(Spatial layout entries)
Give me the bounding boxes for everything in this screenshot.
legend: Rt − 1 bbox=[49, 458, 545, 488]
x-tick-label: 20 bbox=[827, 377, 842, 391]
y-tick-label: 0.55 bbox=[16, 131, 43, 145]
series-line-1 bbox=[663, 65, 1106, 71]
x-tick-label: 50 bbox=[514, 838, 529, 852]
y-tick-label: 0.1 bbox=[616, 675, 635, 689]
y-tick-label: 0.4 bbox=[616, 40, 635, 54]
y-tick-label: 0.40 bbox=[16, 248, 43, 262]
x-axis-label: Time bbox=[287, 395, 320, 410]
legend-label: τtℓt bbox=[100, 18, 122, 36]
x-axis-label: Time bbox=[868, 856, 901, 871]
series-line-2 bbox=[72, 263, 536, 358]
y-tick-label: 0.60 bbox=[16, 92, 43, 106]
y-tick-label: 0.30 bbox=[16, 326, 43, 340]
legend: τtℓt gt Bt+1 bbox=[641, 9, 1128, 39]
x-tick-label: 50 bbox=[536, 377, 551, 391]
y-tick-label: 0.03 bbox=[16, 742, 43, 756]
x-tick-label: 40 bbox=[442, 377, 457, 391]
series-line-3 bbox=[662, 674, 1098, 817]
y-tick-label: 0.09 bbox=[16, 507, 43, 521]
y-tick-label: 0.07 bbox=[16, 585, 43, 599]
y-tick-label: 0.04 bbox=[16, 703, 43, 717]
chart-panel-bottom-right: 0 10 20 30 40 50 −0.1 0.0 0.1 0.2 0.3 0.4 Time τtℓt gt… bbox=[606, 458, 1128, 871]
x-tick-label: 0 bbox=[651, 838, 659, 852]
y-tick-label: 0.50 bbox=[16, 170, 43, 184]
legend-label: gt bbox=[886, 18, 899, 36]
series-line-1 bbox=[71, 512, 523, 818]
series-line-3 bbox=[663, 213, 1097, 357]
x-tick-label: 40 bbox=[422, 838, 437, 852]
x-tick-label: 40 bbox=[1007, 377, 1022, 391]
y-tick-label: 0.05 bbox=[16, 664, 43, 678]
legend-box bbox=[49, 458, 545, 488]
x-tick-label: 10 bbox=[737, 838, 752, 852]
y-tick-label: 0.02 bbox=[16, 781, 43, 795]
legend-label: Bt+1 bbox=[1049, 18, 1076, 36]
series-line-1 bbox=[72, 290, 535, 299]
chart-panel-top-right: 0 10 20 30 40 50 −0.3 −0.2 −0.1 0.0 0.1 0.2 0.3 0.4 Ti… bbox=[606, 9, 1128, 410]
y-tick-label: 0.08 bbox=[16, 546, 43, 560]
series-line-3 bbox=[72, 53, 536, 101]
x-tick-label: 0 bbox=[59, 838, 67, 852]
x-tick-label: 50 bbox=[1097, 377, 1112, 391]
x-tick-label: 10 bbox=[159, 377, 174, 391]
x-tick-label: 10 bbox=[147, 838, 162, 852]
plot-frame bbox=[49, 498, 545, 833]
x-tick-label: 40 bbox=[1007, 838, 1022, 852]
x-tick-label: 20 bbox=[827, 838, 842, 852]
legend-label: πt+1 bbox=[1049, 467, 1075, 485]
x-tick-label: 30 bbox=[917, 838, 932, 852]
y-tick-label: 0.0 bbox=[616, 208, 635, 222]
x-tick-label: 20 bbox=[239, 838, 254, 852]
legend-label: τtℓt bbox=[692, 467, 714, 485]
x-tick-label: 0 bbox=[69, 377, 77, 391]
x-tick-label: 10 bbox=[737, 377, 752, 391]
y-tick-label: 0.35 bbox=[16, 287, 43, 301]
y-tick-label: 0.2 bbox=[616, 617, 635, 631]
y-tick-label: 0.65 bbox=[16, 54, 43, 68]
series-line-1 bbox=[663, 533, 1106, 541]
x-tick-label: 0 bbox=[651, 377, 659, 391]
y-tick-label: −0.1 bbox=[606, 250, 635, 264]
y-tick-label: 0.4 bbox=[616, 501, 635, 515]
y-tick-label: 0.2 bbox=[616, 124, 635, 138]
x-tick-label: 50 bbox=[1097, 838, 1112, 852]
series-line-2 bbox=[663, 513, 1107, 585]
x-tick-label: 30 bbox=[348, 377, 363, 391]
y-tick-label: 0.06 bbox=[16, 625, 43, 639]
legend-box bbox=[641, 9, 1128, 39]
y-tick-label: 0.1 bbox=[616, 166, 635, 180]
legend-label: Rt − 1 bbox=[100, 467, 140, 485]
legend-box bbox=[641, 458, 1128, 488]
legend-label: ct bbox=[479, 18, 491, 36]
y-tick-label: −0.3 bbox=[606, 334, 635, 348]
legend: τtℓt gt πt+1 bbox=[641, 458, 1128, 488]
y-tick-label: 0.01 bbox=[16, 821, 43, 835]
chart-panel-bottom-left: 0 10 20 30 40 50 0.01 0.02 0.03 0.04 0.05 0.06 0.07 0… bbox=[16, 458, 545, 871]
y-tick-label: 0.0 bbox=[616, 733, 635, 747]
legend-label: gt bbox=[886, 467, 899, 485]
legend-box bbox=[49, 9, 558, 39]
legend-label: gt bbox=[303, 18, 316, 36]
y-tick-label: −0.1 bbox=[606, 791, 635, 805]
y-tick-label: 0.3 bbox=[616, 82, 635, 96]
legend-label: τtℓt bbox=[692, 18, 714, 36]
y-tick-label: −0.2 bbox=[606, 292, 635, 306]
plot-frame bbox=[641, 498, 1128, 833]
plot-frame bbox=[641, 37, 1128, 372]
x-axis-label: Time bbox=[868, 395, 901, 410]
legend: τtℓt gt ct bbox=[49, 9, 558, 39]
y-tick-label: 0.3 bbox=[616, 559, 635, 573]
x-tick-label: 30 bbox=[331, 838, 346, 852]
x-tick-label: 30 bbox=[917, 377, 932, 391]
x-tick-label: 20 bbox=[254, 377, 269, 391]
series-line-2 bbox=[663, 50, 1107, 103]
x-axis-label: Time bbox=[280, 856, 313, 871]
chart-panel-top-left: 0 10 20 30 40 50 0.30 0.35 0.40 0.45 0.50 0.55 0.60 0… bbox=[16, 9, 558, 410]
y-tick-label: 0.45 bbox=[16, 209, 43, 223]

▶ **The problem**: Render every line of the material above as an item in a numbered list, leaving out any blank lines.

▶ **Problem solution**:
1. Give me the bounding boxes for everything in this screenshot.
2. legend: Rt − 1 bbox=[49, 458, 545, 488]
3. x-tick-label: 20 bbox=[827, 377, 842, 391]
4. y-tick-label: 0.55 bbox=[16, 131, 43, 145]
5. series-line-1 bbox=[663, 65, 1106, 71]
6. x-tick-label: 50 bbox=[514, 838, 529, 852]
7. y-tick-label: 0.1 bbox=[616, 675, 635, 689]
8. y-tick-label: 0.4 bbox=[616, 40, 635, 54]
9. y-tick-label: 0.40 bbox=[16, 248, 43, 262]
10. x-axis-label: Time bbox=[287, 395, 320, 410]
11. legend-label: τtℓt bbox=[100, 18, 122, 36]
12. x-axis-label: Time bbox=[868, 856, 901, 871]
13. series-line-2 bbox=[72, 263, 536, 358]
14. y-tick-label: 0.60 bbox=[16, 92, 43, 106]
15. y-tick-label: 0.30 bbox=[16, 326, 43, 340]
16. legend: τtℓt gt Bt+1 bbox=[641, 9, 1128, 39]
17. x-tick-label: 50 bbox=[536, 377, 551, 391]
18. y-tick-label: 0.03 bbox=[16, 742, 43, 756]
19. x-tick-label: 40 bbox=[442, 377, 457, 391]
20. series-line-3 bbox=[662, 674, 1098, 817]
21. y-tick-label: 0.09 bbox=[16, 507, 43, 521]
22. y-tick-label: 0.07 bbox=[16, 585, 43, 599]
23. y-tick-label: 0.04 bbox=[16, 703, 43, 717]
24. chart-panel-bottom-right: 0 10 20 30 40 50 −0.1 0.0 0.1 0.2 0.3 0.4 Time τtℓt gt… bbox=[606, 458, 1128, 871]
25. x-tick-label: 0 bbox=[651, 838, 659, 852]
26. y-tick-label: 0.50 bbox=[16, 170, 43, 184]
27. legend-label: gt bbox=[886, 18, 899, 36]
28. series-line-1 bbox=[71, 512, 523, 818]
29. series-line-3 bbox=[663, 213, 1097, 357]
30. x-tick-label: 40 bbox=[422, 838, 437, 852]
31. x-tick-label: 40 bbox=[1007, 377, 1022, 391]
32. y-tick-label: 0.05 bbox=[16, 664, 43, 678]
33. legend-box bbox=[49, 458, 545, 488]
34. x-tick-label: 10 bbox=[737, 838, 752, 852]
35. y-tick-label: 0.02 bbox=[16, 781, 43, 795]
36. legend-label: Bt+1 bbox=[1049, 18, 1076, 36]
37. series-line-1 bbox=[72, 290, 535, 299]
38. chart-panel-top-right: 0 10 20 30 40 50 −0.3 −0.2 −0.1 0.0 0.1 0.2 0.3 0.4 Ti… bbox=[606, 9, 1128, 410]
39. y-tick-label: 0.08 bbox=[16, 546, 43, 560]
40. series-line-3 bbox=[72, 53, 536, 101]
41. x-tick-label: 0 bbox=[59, 838, 67, 852]
42. x-tick-label: 50 bbox=[1097, 377, 1112, 391]
43. x-tick-label: 10 bbox=[159, 377, 174, 391]
44. x-tick-label: 10 bbox=[147, 838, 162, 852]
45. plot-frame bbox=[49, 498, 545, 833]
46. x-tick-label: 40 bbox=[1007, 838, 1022, 852]
47. x-tick-label: 20 bbox=[827, 838, 842, 852]
48. legend-label: πt+1 bbox=[1049, 467, 1075, 485]
49. x-tick-label: 30 bbox=[917, 838, 932, 852]
50. y-tick-label: 0.0 bbox=[616, 208, 635, 222]
51. x-tick-label: 20 bbox=[239, 838, 254, 852]
52. legend-label: τtℓt bbox=[692, 467, 714, 485]
53. x-tick-label: 0 bbox=[69, 377, 77, 391]
54. x-tick-label: 10 bbox=[737, 377, 752, 391]
55. y-tick-label: 0.35 bbox=[16, 287, 43, 301]
56. y-tick-label: 0.2 bbox=[616, 617, 635, 631]
57. y-tick-label: 0.65 bbox=[16, 54, 43, 68]
58. series-line-1 bbox=[663, 533, 1106, 541]
59. x-tick-label: 0 bbox=[651, 377, 659, 391]
60. y-tick-label: −0.1 bbox=[606, 250, 635, 264]
61. y-tick-label: 0.4 bbox=[616, 501, 635, 515]
62. y-tick-label: 0.2 bbox=[616, 124, 635, 138]
63. x-tick-label: 50 bbox=[1097, 838, 1112, 852]
64. series-line-2 bbox=[663, 513, 1107, 585]
65. x-tick-label: 30 bbox=[348, 377, 363, 391]
66. y-tick-label: 0.06 bbox=[16, 625, 43, 639]
67. legend-box bbox=[641, 9, 1128, 39]
68. y-tick-label: 0.1 bbox=[616, 166, 635, 180]
69. legend-label: Rt − 1 bbox=[100, 467, 140, 485]
70. legend-box bbox=[641, 458, 1128, 488]
71. legend-label: ct bbox=[479, 18, 491, 36]
72. y-tick-label: −0.3 bbox=[606, 334, 635, 348]
73. legend: τtℓt gt πt+1 bbox=[641, 458, 1128, 488]
74. y-tick-label: 0.01 bbox=[16, 821, 43, 835]
75. chart-panel-bottom-left: 0 10 20 30 40 50 0.01 0.02 0.03 0.04 0.05 0.06 0.07 0… bbox=[16, 458, 545, 871]
76. y-tick-label: 0.0 bbox=[616, 733, 635, 747]
77. legend-label: gt bbox=[886, 467, 899, 485]
78. legend-box bbox=[49, 9, 558, 39]
79. legend-label: gt bbox=[303, 18, 316, 36]
80. y-tick-label: −0.1 bbox=[606, 791, 635, 805]
81. y-tick-label: 0.3 bbox=[616, 82, 635, 96]
82. legend-label: τtℓt bbox=[692, 18, 714, 36]
83. y-tick-label: −0.2 bbox=[606, 292, 635, 306]
84. plot-frame bbox=[641, 498, 1128, 833]
85. plot-frame bbox=[641, 37, 1128, 372]
86. x-axis-label: Time bbox=[868, 395, 901, 410]
87. legend: τtℓt gt ct bbox=[49, 9, 558, 39]
88. y-tick-label: 0.3 bbox=[616, 559, 635, 573]
89. x-tick-label: 30 bbox=[331, 838, 346, 852]
90. x-tick-label: 30 bbox=[917, 377, 932, 391]
91. x-tick-label: 20 bbox=[254, 377, 269, 391]
92. series-line-2 bbox=[663, 50, 1107, 103]
93. x-axis-label: Time bbox=[280, 856, 313, 871]
94. chart-panel-top-left: 0 10 20 30 40 50 0.30 0.35 0.40 0.45 0.50 0.55 0.60 0… bbox=[16, 9, 558, 410]
95. y-tick-label: 0.45 bbox=[16, 209, 43, 223]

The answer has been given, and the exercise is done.